# EXTRACTED DATA
## begin

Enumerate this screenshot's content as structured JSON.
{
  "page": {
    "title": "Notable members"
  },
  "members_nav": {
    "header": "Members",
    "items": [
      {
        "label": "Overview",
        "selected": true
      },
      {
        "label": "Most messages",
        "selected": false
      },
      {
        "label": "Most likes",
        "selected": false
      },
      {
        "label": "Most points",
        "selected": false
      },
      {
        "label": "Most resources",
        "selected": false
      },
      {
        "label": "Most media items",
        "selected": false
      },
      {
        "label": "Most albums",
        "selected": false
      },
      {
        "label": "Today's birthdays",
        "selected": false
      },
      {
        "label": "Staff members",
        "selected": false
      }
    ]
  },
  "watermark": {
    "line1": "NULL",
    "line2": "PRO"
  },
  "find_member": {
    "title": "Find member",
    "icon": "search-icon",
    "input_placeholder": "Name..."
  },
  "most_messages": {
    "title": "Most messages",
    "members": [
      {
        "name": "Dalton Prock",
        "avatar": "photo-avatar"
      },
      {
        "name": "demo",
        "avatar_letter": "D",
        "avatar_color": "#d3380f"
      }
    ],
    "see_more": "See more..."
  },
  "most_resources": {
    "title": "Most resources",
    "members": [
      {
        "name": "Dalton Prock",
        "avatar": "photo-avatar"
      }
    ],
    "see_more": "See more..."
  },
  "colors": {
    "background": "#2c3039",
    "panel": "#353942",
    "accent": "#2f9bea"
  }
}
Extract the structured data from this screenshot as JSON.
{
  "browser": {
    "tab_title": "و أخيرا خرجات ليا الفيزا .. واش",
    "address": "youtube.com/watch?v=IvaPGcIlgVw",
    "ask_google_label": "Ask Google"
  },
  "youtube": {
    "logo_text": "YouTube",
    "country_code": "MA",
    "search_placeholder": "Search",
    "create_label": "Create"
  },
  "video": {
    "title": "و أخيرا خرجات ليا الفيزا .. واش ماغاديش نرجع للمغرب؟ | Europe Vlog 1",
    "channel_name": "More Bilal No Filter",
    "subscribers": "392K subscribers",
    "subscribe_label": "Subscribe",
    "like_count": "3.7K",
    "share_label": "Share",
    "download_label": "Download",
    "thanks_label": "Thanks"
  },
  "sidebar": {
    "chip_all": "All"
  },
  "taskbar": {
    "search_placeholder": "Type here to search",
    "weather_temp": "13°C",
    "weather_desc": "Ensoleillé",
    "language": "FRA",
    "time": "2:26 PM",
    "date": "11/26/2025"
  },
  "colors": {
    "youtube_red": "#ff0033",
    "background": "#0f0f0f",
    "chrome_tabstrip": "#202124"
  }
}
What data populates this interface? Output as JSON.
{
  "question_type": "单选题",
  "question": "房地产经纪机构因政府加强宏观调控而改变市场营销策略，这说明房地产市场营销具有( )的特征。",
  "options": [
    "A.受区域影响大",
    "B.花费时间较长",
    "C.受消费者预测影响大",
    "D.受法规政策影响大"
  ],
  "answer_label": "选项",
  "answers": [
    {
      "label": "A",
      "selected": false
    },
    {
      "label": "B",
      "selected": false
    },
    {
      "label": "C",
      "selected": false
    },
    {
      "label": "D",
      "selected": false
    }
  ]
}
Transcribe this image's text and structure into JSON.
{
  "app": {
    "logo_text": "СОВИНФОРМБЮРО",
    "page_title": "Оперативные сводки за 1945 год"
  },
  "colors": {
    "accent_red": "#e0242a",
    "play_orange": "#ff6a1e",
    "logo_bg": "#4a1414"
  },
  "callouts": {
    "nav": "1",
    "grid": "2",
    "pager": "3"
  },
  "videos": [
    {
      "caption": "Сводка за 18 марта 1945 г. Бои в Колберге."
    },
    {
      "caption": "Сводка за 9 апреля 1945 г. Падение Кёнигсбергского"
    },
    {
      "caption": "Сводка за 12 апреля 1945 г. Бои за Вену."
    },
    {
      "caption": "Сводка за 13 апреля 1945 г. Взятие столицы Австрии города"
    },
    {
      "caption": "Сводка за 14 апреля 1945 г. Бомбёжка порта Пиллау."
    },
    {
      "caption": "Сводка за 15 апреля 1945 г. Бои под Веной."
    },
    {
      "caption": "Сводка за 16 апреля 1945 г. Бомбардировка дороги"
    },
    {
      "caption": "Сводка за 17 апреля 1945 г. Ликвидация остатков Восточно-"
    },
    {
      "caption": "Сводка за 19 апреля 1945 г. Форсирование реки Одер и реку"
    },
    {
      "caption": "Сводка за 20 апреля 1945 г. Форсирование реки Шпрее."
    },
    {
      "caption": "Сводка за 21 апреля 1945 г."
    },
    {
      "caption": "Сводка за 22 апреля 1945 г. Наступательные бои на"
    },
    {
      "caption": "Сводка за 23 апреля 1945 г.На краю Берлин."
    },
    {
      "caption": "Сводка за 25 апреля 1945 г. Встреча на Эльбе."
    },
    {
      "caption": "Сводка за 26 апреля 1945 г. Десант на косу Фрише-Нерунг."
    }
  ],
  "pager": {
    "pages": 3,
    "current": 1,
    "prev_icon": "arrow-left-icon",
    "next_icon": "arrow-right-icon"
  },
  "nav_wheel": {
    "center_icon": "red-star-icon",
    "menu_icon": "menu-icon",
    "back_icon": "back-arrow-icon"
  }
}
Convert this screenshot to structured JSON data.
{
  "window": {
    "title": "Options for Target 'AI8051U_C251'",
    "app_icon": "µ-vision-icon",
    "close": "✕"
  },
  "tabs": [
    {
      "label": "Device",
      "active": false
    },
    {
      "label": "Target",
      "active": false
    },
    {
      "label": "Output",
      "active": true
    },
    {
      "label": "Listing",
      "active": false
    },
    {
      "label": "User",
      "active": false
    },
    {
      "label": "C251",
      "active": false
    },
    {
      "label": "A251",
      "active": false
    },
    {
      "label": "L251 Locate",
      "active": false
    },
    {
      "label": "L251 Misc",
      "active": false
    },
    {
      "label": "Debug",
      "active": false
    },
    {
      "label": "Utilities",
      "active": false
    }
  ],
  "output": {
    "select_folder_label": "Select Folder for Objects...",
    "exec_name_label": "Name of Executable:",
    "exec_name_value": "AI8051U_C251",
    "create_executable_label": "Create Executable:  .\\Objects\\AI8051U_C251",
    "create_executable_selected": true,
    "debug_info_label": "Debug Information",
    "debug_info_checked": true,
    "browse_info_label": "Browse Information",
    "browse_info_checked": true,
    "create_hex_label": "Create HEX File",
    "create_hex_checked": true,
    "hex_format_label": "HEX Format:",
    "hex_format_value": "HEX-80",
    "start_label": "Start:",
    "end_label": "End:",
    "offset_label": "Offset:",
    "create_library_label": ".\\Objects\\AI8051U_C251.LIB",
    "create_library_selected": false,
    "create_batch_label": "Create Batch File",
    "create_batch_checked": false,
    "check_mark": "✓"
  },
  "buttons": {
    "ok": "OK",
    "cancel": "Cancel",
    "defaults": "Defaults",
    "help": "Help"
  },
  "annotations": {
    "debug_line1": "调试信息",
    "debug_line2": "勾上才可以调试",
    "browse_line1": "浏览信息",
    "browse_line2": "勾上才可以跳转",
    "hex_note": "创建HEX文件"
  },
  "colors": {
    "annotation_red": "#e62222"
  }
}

## end

State the count of lines that contain the string "реки". Nothing else is needed.

2